Extrait fourni
-=-=-=-=-
La majeure partie des témoignages que vous avez entendus au sujet de la loi concernent des réglages de précision. Certains présentateurs ont parlé en mal du commissaire à l'intégrité du secteur public et l'ont même attaqué personnellement. Avec mes 25 ans d'expérience en la matière, je peux voir que cette approche est en train de manquer la cible. C'est un peu comme si l'on construisait une caserne de pompiers, mais qu'il n'y avait pas de camion. Sans les processus prérequis pour la faire avancer et sans la révolution culturelle nécessaire pour renseigner le public au sujet de son existence et de ses avantages, une loi comme celle-là a bien peu de pertinence.
-=-=-=-=-
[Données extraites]
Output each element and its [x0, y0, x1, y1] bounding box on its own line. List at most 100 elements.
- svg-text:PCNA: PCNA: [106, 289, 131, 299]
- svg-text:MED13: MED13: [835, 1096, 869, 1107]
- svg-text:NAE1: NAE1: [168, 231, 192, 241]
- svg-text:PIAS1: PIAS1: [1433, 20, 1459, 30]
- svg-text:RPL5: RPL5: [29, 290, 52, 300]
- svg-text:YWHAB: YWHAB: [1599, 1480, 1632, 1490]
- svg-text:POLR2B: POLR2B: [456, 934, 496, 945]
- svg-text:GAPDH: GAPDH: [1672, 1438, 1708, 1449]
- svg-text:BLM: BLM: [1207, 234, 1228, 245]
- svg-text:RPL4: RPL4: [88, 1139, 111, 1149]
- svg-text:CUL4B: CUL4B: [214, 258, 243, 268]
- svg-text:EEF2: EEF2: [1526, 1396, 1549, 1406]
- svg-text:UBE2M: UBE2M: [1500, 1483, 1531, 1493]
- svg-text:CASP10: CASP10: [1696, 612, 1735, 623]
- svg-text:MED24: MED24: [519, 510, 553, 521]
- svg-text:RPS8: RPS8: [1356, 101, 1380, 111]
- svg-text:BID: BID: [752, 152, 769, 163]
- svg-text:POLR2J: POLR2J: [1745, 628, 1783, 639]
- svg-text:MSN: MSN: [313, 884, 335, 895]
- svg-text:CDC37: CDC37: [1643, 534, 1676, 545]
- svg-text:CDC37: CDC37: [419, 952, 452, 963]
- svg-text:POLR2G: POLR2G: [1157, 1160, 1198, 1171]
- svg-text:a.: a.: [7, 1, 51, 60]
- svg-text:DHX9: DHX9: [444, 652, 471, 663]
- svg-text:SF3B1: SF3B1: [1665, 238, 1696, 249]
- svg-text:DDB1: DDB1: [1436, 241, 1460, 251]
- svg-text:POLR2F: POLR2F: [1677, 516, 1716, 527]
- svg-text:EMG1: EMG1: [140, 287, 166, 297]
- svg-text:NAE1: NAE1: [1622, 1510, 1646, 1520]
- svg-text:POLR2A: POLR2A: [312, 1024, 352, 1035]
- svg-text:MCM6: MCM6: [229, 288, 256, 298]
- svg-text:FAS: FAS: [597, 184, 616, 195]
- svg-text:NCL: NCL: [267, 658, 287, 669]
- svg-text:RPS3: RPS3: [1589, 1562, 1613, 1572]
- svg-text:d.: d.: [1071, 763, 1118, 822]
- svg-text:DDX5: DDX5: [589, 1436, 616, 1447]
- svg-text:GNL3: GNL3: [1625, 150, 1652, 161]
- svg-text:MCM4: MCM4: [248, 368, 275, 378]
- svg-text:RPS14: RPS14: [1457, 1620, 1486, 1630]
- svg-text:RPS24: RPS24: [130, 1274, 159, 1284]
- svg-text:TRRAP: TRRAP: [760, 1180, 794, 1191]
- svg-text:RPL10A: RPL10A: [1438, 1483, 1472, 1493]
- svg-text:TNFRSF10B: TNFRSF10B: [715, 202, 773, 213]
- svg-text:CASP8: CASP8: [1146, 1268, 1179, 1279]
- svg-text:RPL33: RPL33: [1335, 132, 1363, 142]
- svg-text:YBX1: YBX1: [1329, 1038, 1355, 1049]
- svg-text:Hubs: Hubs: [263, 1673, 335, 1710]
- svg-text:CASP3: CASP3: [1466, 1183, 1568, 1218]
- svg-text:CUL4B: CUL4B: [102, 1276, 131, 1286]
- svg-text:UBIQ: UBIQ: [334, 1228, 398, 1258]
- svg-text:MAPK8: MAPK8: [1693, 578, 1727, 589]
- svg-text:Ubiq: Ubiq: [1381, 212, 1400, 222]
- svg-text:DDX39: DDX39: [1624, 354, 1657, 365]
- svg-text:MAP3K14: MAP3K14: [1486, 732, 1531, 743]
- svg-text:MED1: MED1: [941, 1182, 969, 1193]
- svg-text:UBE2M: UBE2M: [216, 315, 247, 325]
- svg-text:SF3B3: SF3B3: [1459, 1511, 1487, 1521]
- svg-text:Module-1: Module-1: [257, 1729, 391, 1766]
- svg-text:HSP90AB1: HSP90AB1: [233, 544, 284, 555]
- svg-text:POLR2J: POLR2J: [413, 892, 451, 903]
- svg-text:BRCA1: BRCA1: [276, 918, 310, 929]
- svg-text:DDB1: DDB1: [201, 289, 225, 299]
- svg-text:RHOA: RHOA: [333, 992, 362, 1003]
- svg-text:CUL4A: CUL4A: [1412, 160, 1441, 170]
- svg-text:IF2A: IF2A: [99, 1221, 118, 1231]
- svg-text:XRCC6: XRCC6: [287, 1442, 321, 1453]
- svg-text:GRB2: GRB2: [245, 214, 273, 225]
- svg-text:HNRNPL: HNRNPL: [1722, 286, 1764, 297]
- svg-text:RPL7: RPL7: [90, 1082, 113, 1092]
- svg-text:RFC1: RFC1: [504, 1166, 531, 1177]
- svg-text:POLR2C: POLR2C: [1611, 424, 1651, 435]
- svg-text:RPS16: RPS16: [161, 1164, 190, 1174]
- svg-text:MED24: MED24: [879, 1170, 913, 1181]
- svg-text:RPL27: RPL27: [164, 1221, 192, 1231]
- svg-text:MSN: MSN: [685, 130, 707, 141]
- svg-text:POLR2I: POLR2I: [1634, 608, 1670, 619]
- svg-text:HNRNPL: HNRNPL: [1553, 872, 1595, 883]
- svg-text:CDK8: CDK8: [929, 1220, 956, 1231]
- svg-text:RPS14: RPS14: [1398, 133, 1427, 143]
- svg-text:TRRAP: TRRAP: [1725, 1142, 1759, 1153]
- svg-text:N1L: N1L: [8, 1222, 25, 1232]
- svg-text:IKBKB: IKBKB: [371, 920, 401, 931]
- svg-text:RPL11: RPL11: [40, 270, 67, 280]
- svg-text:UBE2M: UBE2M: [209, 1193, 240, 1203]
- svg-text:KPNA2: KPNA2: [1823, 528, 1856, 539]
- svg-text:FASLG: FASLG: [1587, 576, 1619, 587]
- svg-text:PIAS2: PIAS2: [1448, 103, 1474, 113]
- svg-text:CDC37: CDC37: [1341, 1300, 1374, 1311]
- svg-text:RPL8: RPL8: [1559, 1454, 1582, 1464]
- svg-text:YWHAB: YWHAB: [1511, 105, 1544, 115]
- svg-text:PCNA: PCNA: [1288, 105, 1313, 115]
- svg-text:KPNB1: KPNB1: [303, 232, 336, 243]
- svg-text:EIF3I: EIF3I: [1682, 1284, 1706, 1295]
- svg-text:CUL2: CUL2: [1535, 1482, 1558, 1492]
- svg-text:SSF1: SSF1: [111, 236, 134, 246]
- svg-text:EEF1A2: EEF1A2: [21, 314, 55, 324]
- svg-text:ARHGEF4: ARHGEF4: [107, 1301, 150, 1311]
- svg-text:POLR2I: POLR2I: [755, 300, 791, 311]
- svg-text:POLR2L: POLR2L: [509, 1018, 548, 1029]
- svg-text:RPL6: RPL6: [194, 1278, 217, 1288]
-=-=-=-=-
Consignes
a: Traduisez en anglais la phrase suivante de l'extrait fourni : « C'est un peu comme si l'on construisait une caserne de pompiers, mais qu'il n'y avait pas de camion. »
b: Condensez le paragraphe de l'extrait fourni qui commence par « La majeure partie des témoignages » en conservant ses faits essentiels.
c: Indiquez si chaque affirmation concorde avec l'extrait fourni, en répondant par oui ou non et en citant les mots décisifs : (i) la personne qui s'exprime a 25 ans d'expérience dans le domaine ; (ii) tous les présentateurs ont fait l'éloge du commissaire à l'intégrité du secteur public ; (iii) la majeure partie des témoignages sur la loi concerne des réglages de précision.

Réponses par consigne
a: It is a bit as if one were building a fire station but there was no truck.

b: La plupart des témoignages entendus sur la loi portent sur des réglages de précision. Certains présentateurs ont critiqué le commissaire à l'intégrité du secteur public, allant jusqu'à l'attaquer personnellement. Forte de 25 ans d'expérience, la personne qui s'exprime juge que cette approche manque la cible. À la manière d'une caserne de pompiers sans camion, une telle loi a peu de pertinence sans deux conditions : des processus prérequis pour la faire avancer et une révolution culturelle pour informer le public de son existence et de ses avantages.

c:
(i) Oui : « Avec mes 25 ans d'expérience en la matière ».
(ii) Non : « Certains présentateurs ont parlé en mal du commissaire à l'intégrité du secteur public et l'ont même attaqué personnellement. »
(iii) Oui : « La majeure partie des témoignages que vous avez entendus au sujet de la loi concernent des réglages de précision. »